## Tareas solicitadas:
1. Responde con los datos del texto sobre la Sonata Claro de Luna:
(a) ¿Cómo llamó Berlioz al primer movimiento?
(b) ¿Qué nombre tiene el segundo movimiento?
(c) ¿A qué compositor se puede escuchar siempre, según el texto?
2. Enumera todas las personas que se nombran en el texto sobre la Sonata Claro de Luna.

## Texto de origen:
Nostalgia del Reino

Quasi una fantasia



Pongo la Sonata Claro de Luna, y, lentamente, comienza el primer movimiento, adagio, dulce rematador de almas resquebrajadas.

Una fría tarde de invierno, hace ahora diez años, regresé desolado a mi cuarto en el San Juan Evangelista, y vomité sobre varios folios una historia sobre Beethoven y una Navidad en Marte. Beethoven, que siempre regresa a mí en los peores y mejores momentos. A Bach lo puedo escuchar siempre, pero Beethoven es para esos instantes más grandes que la vida, o, cuanto menos tan grandes como la vida puede llegar a ser.
Y la Sonata 14, Quasi una fantasia (se dice que la escribió cuando supo que su amada Giulietta Giucciardi iba a casarse), para mí es para la tragedia, la desolación. El primer movimiento, un adagio que Berlioz llamó “un lamento”, es desgarrador, tan profundo, tan terrible. Escarba en tu corazón más y más adentro, sin permitirte guardar nada, esconderte de nada. Caes y caes y caes, lentamente, solo, hundiéndote en el oscuro mar.



El segundo movimiento, Allegretto, es un respiro, un pequeño descanso. Te has enfrentado a todo tu infierno, toda tu carga. Es tiempo de meditar, en paz si puedes. Carece de esa calidez de Bach, esa sensación de algo sobre nosotros que nos cuidará y no dejará que nada malo suceda, pero es esperanzador a su manera.



Y llega el tercer movimiento. Presto Agitato. Demoledor. Todo aquello que el primer movimiento remueve, te enseña es ahora juzgado. Son martillazos en tu alma, tan violento, tan cruel. Lloras y lloras, y aguantas como puedes los golpes.



Dos golpes finales, y silencio. Estás aún vivo, has aguantado la ordalía. Llora lo que necesites, límpiate, cúrate, esa es la cartarsis, el poder del arte. Mañana nadie sabe qué sucederá.

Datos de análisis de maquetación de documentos
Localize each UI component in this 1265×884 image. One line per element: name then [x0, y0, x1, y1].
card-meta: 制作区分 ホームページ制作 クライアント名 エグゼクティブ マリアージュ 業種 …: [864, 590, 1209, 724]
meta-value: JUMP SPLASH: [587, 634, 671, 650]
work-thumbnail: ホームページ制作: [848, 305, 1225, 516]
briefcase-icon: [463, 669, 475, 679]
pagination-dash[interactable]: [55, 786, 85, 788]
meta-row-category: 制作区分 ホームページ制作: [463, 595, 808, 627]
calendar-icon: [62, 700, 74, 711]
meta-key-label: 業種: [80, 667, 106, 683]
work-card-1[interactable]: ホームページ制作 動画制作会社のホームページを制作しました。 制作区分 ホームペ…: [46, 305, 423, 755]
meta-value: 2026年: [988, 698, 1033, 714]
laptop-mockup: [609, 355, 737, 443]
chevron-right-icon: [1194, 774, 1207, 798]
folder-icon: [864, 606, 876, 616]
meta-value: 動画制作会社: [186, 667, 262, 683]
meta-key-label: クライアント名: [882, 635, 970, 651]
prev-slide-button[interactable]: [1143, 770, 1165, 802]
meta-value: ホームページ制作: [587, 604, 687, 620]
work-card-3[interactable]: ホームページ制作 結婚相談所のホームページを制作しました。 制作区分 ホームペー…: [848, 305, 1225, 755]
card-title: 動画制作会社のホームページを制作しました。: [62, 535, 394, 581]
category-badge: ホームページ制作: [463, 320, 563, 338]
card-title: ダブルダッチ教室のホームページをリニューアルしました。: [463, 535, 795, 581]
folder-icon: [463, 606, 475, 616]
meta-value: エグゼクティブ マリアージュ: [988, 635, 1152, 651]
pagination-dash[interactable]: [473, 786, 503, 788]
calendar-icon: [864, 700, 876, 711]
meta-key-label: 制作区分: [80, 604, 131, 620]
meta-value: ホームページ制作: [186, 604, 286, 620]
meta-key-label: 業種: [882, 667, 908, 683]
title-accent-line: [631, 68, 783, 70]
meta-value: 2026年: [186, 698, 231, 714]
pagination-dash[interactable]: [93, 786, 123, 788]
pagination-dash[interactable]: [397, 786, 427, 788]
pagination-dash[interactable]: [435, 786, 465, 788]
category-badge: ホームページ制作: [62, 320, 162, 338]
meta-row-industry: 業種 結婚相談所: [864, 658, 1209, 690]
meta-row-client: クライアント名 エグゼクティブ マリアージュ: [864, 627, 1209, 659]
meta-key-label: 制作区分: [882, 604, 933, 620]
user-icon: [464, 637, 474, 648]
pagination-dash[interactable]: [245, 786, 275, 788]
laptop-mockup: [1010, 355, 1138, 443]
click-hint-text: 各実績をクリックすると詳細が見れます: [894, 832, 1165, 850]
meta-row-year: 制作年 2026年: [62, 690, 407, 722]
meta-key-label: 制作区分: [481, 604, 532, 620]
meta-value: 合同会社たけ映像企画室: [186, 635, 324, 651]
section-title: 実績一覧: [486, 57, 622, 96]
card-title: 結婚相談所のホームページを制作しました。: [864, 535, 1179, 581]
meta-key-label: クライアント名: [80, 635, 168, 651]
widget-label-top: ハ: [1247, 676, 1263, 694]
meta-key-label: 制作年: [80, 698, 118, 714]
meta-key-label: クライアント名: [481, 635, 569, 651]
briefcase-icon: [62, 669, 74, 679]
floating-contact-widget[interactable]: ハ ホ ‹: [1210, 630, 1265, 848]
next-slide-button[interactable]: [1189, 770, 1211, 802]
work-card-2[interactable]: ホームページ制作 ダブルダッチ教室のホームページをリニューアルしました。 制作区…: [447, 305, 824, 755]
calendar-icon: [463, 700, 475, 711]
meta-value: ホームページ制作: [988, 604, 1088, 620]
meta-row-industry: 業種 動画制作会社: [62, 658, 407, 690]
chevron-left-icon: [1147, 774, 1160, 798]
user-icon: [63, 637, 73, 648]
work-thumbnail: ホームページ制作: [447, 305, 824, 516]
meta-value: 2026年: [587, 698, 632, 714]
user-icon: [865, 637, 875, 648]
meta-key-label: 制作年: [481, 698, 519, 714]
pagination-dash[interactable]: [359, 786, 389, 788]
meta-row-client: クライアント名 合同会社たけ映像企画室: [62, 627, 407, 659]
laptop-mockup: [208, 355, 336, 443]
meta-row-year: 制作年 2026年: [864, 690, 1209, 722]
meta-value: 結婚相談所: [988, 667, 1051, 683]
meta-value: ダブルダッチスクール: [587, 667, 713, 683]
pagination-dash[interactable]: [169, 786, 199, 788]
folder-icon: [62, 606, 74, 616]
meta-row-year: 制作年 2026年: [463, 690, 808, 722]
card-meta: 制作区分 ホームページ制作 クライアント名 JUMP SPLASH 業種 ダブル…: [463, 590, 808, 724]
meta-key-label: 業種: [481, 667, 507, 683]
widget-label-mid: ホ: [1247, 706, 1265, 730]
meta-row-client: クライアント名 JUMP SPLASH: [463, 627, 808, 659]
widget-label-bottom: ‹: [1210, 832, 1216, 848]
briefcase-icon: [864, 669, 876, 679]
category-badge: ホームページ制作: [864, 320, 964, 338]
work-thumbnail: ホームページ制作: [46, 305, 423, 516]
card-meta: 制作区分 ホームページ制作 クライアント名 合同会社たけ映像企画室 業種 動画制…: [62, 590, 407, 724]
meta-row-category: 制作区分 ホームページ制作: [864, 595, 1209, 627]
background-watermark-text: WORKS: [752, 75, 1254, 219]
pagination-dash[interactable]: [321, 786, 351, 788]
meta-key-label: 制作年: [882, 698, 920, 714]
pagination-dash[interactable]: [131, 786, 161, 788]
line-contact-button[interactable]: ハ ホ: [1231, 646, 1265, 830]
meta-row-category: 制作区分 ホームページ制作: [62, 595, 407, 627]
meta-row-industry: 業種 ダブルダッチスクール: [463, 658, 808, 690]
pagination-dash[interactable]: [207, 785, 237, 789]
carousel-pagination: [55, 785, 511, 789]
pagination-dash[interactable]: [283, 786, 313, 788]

## Respuestas por tarea:
1.
(a) "Un lamento".
(b) Allegretto.
(c) A Bach.

2. Beethoven, Bach, Giulietta Giucciardi y Berlioz.